## The exercise
Extract each line where the string "JSON" shows up.

--- Start ---

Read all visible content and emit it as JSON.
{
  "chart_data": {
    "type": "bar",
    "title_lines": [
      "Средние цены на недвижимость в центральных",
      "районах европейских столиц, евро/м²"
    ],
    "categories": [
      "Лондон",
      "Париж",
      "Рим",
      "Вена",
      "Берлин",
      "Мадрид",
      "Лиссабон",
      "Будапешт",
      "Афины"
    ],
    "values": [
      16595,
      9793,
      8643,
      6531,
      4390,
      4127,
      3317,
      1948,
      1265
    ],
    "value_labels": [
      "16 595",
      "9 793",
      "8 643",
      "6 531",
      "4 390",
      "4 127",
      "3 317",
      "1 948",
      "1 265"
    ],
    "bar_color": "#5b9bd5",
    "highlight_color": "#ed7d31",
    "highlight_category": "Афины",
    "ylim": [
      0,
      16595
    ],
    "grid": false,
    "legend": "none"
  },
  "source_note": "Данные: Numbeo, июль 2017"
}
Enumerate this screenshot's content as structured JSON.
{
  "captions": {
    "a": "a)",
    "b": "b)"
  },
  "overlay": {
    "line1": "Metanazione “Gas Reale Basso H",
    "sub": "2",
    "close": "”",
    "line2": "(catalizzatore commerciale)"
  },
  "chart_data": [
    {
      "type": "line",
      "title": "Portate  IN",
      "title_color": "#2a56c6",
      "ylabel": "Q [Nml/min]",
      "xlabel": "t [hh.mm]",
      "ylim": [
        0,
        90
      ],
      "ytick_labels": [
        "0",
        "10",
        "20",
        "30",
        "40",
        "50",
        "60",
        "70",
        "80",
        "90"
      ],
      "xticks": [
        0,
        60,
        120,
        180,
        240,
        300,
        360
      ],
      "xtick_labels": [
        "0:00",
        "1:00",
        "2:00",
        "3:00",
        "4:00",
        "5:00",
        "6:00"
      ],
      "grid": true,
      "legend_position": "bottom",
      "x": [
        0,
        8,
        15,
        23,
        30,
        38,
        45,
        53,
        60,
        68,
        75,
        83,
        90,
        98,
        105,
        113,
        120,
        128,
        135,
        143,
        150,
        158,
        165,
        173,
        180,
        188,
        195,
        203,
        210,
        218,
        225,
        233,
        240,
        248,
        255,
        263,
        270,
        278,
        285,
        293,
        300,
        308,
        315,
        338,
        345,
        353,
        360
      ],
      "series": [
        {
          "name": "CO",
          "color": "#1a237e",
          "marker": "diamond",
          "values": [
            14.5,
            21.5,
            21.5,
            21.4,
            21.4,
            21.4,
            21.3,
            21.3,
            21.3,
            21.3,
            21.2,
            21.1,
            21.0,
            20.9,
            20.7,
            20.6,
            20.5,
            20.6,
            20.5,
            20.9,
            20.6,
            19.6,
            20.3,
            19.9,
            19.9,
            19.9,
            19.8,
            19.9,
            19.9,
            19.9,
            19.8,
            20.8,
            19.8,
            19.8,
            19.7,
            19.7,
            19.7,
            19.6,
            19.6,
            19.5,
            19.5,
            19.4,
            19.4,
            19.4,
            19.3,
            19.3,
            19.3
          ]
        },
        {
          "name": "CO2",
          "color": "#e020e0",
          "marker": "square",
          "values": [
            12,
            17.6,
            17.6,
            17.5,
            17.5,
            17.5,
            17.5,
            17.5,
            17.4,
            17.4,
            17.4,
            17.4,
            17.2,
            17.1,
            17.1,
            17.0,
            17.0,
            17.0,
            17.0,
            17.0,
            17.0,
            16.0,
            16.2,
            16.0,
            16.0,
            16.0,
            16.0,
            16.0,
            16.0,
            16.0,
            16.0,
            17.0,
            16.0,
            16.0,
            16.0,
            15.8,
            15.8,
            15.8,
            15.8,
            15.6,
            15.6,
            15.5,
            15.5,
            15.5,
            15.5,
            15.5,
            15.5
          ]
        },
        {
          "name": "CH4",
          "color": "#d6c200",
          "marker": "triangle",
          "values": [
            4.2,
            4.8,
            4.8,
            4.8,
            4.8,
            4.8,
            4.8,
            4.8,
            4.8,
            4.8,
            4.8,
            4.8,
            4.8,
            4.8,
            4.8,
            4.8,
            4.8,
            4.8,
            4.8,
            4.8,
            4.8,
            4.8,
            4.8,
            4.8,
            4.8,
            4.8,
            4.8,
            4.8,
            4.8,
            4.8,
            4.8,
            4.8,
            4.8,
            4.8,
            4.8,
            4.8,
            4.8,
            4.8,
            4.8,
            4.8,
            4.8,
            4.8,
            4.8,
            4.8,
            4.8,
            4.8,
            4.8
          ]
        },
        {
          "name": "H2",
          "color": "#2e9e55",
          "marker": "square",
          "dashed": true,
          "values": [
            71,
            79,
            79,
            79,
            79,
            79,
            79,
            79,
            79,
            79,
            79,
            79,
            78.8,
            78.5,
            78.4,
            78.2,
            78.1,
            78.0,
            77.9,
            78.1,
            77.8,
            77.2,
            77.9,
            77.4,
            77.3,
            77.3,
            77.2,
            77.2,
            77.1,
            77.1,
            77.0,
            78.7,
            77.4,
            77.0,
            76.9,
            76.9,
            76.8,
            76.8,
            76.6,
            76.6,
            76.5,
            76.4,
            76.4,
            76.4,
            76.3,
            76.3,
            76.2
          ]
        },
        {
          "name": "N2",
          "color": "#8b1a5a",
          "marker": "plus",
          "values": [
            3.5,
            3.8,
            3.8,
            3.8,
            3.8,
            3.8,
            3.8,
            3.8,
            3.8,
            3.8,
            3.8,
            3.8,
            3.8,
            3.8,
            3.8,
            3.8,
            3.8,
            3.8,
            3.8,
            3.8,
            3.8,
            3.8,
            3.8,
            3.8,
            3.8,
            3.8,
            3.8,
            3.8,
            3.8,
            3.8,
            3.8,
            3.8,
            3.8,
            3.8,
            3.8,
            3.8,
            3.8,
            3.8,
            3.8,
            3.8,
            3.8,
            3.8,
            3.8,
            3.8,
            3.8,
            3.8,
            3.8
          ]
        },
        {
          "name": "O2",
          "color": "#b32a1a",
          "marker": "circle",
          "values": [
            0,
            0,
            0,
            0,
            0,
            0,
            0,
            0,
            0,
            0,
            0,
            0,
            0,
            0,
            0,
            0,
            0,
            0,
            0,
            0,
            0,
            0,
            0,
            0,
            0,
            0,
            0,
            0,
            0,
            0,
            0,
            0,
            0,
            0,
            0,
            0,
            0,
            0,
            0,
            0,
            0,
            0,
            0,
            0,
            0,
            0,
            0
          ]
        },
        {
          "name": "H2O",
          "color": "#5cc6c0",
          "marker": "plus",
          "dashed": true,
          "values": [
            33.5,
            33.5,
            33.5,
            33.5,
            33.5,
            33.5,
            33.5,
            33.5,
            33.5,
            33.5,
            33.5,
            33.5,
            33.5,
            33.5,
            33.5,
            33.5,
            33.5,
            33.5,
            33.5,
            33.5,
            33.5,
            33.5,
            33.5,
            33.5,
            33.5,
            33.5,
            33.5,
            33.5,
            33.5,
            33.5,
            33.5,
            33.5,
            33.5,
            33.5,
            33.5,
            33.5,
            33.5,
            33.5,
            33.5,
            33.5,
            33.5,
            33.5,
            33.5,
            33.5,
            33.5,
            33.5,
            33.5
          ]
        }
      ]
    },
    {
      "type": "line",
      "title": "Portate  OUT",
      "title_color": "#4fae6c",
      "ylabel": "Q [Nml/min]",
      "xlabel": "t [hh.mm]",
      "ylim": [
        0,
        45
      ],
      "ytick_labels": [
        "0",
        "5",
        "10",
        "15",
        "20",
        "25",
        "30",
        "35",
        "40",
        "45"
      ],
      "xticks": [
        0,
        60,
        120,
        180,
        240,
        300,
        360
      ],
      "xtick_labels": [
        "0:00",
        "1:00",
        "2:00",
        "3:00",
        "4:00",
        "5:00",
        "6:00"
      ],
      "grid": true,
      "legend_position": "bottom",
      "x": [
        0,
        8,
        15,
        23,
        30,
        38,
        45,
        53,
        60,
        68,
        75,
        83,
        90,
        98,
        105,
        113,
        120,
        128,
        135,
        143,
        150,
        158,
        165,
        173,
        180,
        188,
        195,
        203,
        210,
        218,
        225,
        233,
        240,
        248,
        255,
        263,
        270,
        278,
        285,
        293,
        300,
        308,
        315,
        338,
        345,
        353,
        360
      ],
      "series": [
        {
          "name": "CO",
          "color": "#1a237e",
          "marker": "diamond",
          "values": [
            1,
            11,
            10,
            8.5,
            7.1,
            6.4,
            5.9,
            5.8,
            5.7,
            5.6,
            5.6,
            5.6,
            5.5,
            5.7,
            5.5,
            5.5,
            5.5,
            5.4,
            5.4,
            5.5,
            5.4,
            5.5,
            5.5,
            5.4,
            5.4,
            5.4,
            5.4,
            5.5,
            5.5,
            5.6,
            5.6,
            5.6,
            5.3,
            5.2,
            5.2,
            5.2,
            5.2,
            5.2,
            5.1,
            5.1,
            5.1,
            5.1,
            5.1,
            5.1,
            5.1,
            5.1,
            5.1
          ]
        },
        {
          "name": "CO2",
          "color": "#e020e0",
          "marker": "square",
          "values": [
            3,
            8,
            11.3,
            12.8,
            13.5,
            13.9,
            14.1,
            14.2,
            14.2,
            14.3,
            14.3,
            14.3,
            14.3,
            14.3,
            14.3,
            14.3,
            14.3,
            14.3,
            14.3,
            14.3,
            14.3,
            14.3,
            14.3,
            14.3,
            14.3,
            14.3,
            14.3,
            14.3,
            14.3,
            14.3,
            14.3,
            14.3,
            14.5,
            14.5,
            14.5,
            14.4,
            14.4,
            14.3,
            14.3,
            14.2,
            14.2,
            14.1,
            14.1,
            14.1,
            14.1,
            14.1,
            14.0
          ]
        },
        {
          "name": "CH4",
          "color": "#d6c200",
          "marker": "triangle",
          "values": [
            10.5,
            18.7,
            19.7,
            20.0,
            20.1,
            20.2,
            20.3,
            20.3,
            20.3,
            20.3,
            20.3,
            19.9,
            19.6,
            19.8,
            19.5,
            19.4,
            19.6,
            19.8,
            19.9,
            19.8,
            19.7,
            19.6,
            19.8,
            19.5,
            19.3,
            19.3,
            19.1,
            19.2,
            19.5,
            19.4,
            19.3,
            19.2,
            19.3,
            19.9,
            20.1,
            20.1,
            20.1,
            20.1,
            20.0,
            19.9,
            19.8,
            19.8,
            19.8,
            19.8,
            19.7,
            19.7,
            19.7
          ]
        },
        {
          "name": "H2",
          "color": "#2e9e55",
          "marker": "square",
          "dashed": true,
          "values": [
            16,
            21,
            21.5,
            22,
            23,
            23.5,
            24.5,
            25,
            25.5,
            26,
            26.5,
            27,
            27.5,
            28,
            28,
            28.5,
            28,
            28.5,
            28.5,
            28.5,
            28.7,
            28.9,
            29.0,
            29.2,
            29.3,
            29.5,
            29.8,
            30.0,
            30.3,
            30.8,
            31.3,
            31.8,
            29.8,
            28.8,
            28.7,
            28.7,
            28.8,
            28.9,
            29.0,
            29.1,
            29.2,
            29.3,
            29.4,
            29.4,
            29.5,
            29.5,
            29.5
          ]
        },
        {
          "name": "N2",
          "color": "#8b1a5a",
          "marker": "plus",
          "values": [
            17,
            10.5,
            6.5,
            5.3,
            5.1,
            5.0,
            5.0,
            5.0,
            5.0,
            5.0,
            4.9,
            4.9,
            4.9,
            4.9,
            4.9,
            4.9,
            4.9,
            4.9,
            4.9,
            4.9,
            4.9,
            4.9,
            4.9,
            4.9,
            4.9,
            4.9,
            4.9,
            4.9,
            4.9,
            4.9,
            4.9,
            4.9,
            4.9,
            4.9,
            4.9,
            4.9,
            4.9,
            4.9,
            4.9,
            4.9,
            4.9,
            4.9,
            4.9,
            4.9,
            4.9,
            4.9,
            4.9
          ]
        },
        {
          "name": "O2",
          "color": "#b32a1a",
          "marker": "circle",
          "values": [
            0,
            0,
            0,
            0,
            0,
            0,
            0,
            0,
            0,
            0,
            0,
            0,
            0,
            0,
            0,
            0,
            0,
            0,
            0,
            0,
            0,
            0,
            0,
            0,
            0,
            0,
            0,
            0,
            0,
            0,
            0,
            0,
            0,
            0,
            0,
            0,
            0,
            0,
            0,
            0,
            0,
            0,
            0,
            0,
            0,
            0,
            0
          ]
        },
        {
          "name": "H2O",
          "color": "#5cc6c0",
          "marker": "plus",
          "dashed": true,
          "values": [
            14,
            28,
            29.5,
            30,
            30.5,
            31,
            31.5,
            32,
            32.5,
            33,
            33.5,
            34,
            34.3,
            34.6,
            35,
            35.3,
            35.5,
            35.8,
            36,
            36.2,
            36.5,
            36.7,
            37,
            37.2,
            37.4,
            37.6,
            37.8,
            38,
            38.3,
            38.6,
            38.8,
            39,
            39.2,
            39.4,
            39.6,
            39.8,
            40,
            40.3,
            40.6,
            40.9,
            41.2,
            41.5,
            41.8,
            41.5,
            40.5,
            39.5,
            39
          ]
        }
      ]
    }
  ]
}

--- End ---

## Written solution
Read all visible content and emit it as JSON.
Enumerate this screenshot's content as structured JSON.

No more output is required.